▶ **Exercise**
Reproduce the material exactly, omitting nothing.

▶ **Excerpted records**
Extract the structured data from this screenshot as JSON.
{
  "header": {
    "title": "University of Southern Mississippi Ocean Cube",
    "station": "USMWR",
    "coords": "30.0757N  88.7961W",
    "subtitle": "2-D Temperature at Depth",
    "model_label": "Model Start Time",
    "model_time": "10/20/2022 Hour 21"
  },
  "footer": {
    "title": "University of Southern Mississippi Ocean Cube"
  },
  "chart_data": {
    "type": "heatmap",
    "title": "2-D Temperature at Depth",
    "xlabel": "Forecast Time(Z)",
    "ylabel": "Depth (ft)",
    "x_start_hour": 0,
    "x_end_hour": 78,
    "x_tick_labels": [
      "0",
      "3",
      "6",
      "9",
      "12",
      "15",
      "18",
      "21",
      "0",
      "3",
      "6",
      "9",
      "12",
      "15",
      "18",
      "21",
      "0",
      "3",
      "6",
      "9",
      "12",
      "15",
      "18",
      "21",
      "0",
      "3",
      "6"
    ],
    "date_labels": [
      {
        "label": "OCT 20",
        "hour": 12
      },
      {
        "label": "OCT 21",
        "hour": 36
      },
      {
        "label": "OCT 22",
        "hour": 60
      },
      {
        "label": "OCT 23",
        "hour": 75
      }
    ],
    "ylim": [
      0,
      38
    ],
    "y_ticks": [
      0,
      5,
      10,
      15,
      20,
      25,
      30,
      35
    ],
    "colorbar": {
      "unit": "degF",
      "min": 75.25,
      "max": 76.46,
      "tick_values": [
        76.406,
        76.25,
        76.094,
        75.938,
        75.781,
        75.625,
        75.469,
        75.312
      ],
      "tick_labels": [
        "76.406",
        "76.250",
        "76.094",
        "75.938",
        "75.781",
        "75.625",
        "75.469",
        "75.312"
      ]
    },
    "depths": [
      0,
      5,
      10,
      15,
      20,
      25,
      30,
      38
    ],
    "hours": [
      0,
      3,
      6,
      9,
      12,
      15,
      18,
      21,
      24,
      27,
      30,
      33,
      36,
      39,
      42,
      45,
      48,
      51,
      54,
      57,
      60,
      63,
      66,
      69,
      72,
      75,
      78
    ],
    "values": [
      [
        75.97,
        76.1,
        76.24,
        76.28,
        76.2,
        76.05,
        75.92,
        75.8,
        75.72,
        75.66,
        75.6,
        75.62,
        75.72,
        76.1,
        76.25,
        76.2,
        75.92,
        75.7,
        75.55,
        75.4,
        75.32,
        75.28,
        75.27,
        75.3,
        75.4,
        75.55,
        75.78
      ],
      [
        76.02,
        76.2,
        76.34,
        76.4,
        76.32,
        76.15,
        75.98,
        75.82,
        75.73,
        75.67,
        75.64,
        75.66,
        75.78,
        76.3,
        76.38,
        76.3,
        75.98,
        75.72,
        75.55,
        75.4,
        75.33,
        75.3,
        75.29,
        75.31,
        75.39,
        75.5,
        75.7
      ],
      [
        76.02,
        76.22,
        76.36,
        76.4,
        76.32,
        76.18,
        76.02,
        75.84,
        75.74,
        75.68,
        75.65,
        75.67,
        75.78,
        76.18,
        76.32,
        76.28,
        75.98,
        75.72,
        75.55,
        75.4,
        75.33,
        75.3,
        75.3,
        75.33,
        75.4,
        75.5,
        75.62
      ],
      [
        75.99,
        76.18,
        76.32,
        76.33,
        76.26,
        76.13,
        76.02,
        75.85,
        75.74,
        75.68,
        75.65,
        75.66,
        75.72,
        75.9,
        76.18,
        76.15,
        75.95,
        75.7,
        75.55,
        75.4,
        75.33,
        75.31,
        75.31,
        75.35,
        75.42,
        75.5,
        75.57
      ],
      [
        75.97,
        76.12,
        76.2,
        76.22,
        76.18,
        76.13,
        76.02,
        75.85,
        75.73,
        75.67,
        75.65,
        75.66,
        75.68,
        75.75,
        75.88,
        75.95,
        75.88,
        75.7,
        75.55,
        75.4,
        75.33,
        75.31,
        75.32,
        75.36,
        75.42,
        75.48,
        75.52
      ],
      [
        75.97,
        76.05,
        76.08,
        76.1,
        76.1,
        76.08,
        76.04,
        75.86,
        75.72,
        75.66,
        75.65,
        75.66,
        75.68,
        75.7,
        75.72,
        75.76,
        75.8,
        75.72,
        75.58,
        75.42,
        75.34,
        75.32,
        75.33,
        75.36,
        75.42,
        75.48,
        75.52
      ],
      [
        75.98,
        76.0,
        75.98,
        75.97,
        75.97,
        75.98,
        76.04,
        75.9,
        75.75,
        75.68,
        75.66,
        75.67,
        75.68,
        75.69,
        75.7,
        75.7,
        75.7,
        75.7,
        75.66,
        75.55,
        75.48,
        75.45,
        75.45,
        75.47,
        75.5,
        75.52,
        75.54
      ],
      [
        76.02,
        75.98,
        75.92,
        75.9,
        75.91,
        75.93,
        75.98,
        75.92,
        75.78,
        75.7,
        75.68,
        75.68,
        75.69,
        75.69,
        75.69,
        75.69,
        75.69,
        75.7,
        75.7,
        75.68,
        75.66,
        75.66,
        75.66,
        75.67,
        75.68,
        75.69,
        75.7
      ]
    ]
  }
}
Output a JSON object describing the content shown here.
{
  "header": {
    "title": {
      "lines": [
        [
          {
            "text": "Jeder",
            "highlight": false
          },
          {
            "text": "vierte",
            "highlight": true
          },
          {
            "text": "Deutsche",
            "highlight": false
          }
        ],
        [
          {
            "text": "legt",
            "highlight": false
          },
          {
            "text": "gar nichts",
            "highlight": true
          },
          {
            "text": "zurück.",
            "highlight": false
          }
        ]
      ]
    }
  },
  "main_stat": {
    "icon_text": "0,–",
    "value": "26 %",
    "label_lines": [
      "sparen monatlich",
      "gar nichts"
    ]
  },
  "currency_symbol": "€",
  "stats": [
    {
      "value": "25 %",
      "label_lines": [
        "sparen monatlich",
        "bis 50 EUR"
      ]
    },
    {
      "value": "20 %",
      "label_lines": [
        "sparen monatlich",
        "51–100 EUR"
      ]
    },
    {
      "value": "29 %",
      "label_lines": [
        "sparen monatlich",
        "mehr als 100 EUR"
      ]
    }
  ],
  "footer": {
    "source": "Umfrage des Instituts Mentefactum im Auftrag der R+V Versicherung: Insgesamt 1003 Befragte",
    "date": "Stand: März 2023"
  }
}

▶ **Final answer**
Extract the structured data from this screenshot as JSON.
{
  "header": {
    "title": "University of Southern Mississippi Ocean Cube",
    "station": "USMWR",
    "coords": "30.0757N  88.7961W",
    "subtitle": "2-D Temperature at Depth",
    "model_label": "Model Start Time",
    "model_time": "10/20/2022 Hour 21"
  },
  "footer": {
    "title": "University of Southern Mississippi Ocean Cube"
  },
  "chart_data": {
    "type": "heatmap",
    "title": "2-D Temperature at Depth",
    "xlabel": "Forecast Time(Z)",
    "ylabel": "Depth (ft)",
    "x_start_hour": 0,
    "x_end_hour": 78,
    "x_tick_labels": [
      "0",
      "3",
      "6",
      "9",
      "12",
      "15",
      "18",
      "21",
      "0",
      "3",
      "6",
      "9",
      "12",
      "15",
      "18",
      "21",
      "0",
      "3",
      "6",
      "9",
      "12",
      "15",
      "18",
      "21",
      "0",
      "3",
      "6"
    ],
    "date_labels": [
      {
        "label": "OCT 20",
        "hour": 12
      },
      {
        "label": "OCT 21",
        "hour": 36
      },
      {
        "label": "OCT 22",
        "hour": 60
      },
      {
        "label": "OCT 23",
        "hour": 75
      }
    ],
    "ylim": [
      0,
      38
    ],
    "y_ticks": [
      0,
      5,
      10,
      15,
      20,
      25,
      30,
      35
    ],
    "colorbar": {
      "unit": "degF",
      "min": 75.25,
      "max": 76.46,
      "tick_values": [
        76.406,
        76.25,
        76.094,
        75.938,
        75.781,
        75.625,
        75.469,
        75.312
      ],
      "tick_labels": [
        "76.406",
        "76.250",
        "76.094",
        "75.938",
        "75.781",
        "75.625",
        "75.469",
        "75.312"
      ]
    },
    "depths": [
      0,
      5,
      10,
      15,
      20,
      25,
      30,
      38
    ],
    "hours": [
      0,
      3,
      6,
      9,
      12,
      15,
      18,
      21,
      24,
      27,
      30,
      33,
      36,
      39,
      42,
      45,
      48,
      51,
      54,
      57,
      60,
      63,
      66,
      69,
      72,
      75,
      78
    ],
    "values": [
      [
        75.97,
        76.1,
        76.24,
        76.28,
        76.2,
        76.05,
        75.92,
        75.8,
        75.72,
        75.66,
        75.6,
        75.62,
        75.72,
        76.1,
        76.25,
        76.2,
        75.92,
        75.7,
        75.55,
        75.4,
        75.32,
        75.28,
        75.27,
        75.3,
        75.4,
        75.55,
        75.78
      ],
      [
        76.02,
        76.2,
        76.34,
        76.4,
        76.32,
        76.15,
        75.98,
        75.82,
        75.73,
        75.67,
        75.64,
        75.66,
        75.78,
        76.3,
        76.38,
        76.3,
        75.98,
        75.72,
        75.55,
        75.4,
        75.33,
        75.3,
        75.29,
        75.31,
        75.39,
        75.5,
        75.7
      ],
      [
        76.02,
        76.22,
        76.36,
        76.4,
        76.32,
        76.18,
        76.02,
        75.84,
        75.74,
        75.68,
        75.65,
        75.67,
        75.78,
        76.18,
        76.32,
        76.28,
        75.98,
        75.72,
        75.55,
        75.4,
        75.33,
        75.3,
        75.3,
        75.33,
        75.4,
        75.5,
        75.62
      ],
      [
        75.99,
        76.18,
        76.32,
        76.33,
        76.26,
        76.13,
        76.02,
        75.85,
        75.74,
        75.68,
        75.65,
        75.66,
        75.72,
        75.9,
        76.18,
        76.15,
        75.95,
        75.7,
        75.55,
        75.4,
        75.33,
        75.31,
        75.31,
        75.35,
        75.42,
        75.5,
        75.57
      ],
      [
        75.97,
        76.12,
        76.2,
        76.22,
        76.18,
        76.13,
        76.02,
        75.85,
        75.73,
        75.67,
        75.65,
        75.66,
        75.68,
        75.75,
        75.88,
        75.95,
        75.88,
        75.7,
        75.55,
        75.4,
        75.33,
        75.31,
        75.32,
        75.36,
        75.42,
        75.48,
        75.52
      ],
      [
        75.97,
        76.05,
        76.08,
        76.1,
        76.1,
        76.08,
        76.04,
        75.86,
        75.72,
        75.66,
        75.65,
        75.66,
        75.68,
        75.7,
        75.72,
        75.76,
        75.8,
        75.72,
        75.58,
        75.42,
        75.34,
        75.32,
        75.33,
        75.36,
        75.42,
        75.48,
        75.52
      ],
      [
        75.98,
        76.0,
        75.98,
        75.97,
        75.97,
        75.98,
        76.04,
        75.9,
        75.75,
        75.68,
        75.66,
        75.67,
        75.68,
        75.69,
        75.7,
        75.7,
        75.7,
        75.7,
        75.66,
        75.55,
        75.48,
        75.45,
        75.45,
        75.47,
        75.5,
        75.52,
        75.54
      ],
      [
        76.02,
        75.98,
        75.92,
        75.9,
        75.91,
        75.93,
        75.98,
        75.92,
        75.78,
        75.7,
        75.68,
        75.68,
        75.69,
        75.69,
        75.69,
        75.69,
        75.69,
        75.7,
        75.7,
        75.68,
        75.66,
        75.66,
        75.66,
        75.67,
        75.68,
        75.69,
        75.7
      ]
    ]
  }
}
Output a JSON object describing the content shown here.
{
  "header": {
    "title": {
      "lines": [
        [
          {
            "text": "Jeder",
            "highlight": false
          },
          {
            "text": "vierte",
            "highlight": true
          },
          {
            "text": "Deutsche",
            "highlight": false
          }
        ],
        [
          {
            "text": "legt",
            "highlight": false
          },
          {
            "text": "gar nichts",
            "highlight": true
          },
          {
            "text": "zurück.",
            "highlight": false
          }
        ]
      ]
    }
  },
  "main_stat": {
    "icon_text": "0,–",
    "value": "26 %",
    "label_lines": [
      "sparen monatlich",
      "gar nichts"
    ]
  },
  "currency_symbol": "€",
  "stats": [
    {
      "value": "25 %",
      "label_lines": [
        "sparen monatlich",
        "bis 50 EUR"
      ]
    },
    {
      "value": "20 %",
      "label_lines": [
        "sparen monatlich",
        "51–100 EUR"
      ]
    },
    {
      "value": "29 %",
      "label_lines": [
        "sparen monatlich",
        "mehr als 100 EUR"
      ]
    }
  ],
  "footer": {
    "source": "Umfrage des Instituts Mentefactum im Auftrag der R+V Versicherung: Insgesamt 1003 Befragte",
    "date": "Stand: März 2023"
  }
}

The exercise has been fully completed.